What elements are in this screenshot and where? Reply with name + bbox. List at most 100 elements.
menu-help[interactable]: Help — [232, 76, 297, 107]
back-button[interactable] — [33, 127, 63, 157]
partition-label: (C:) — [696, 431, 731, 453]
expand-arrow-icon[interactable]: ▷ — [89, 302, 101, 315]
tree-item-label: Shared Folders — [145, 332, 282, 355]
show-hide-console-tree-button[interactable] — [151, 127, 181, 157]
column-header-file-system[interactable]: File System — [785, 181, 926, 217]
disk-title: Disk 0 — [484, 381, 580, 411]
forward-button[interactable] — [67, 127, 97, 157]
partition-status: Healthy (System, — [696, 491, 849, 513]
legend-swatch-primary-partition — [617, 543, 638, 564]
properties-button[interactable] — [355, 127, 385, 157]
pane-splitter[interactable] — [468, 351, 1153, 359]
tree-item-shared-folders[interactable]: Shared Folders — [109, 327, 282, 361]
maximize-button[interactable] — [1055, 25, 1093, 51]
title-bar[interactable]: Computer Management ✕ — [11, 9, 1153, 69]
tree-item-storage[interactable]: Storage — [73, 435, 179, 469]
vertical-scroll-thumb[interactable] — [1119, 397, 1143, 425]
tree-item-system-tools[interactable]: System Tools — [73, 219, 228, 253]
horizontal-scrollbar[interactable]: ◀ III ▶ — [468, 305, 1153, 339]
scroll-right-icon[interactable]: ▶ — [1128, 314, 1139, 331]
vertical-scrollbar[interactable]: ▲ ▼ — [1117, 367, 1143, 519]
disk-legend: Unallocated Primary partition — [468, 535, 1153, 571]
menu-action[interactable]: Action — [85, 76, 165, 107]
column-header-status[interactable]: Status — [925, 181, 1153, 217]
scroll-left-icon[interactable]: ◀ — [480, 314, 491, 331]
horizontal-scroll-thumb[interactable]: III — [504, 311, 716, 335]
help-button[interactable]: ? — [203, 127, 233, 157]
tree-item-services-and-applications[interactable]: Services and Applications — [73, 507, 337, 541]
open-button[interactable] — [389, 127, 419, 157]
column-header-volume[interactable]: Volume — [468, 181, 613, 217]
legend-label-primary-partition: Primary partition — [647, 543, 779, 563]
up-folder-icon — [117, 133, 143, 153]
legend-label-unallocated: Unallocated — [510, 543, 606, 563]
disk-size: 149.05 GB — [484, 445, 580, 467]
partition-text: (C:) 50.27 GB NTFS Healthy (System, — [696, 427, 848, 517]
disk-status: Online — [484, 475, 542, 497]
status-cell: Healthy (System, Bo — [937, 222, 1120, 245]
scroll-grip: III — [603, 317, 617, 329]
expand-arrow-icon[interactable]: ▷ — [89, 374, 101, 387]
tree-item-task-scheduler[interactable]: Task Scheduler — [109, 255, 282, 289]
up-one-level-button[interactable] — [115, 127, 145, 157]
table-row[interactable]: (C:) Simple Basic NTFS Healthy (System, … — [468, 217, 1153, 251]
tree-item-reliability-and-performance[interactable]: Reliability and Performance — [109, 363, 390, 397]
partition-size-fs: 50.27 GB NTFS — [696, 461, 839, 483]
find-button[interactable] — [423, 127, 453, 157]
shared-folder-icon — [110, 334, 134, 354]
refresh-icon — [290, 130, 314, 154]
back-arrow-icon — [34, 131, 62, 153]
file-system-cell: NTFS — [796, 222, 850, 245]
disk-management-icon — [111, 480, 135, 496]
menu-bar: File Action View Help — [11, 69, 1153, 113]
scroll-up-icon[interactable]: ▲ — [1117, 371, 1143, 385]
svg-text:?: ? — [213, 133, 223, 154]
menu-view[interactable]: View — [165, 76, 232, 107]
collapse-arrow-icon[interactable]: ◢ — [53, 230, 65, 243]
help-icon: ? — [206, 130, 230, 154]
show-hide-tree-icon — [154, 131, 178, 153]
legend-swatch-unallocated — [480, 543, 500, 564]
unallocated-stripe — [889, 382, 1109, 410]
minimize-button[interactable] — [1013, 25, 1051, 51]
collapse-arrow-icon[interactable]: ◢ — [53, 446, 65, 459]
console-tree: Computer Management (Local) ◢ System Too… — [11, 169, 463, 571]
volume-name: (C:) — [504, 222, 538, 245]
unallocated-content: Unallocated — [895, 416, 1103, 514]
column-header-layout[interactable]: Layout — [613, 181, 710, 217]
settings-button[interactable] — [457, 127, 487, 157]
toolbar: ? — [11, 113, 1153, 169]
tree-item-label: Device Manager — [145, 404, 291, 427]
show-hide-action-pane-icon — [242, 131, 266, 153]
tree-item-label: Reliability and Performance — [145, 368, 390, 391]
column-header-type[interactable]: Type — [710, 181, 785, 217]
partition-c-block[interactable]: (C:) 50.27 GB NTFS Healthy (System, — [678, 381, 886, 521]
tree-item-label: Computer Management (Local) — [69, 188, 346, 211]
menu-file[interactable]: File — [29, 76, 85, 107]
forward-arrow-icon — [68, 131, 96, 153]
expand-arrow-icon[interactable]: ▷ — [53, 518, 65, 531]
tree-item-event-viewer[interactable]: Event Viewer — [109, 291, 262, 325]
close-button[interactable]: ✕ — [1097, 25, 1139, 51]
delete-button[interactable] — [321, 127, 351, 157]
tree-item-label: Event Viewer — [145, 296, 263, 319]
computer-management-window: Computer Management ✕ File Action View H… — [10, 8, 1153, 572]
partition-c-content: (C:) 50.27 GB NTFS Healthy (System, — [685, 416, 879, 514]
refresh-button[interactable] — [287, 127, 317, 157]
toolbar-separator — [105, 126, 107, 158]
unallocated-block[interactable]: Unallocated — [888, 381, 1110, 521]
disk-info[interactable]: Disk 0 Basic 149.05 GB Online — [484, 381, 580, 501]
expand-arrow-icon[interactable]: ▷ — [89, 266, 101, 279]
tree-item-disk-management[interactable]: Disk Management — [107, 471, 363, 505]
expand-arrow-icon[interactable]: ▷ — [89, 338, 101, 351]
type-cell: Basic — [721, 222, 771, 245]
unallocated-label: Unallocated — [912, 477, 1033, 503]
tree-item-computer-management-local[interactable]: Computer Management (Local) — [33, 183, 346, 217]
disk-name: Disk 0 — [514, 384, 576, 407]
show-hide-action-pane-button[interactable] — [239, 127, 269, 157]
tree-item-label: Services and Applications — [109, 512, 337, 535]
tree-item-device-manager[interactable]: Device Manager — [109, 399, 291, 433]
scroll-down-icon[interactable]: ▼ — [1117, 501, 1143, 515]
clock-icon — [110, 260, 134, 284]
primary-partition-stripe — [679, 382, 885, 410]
* * * * * * *
■ **STATED PROBLEM**
Display every line in the entries above that contains the string "swatch".

■ **SOLUTION**
legend-swatch-primary-partition — [617, 543, 638, 564]
legend-swatch-unallocated — [480, 543, 500, 564]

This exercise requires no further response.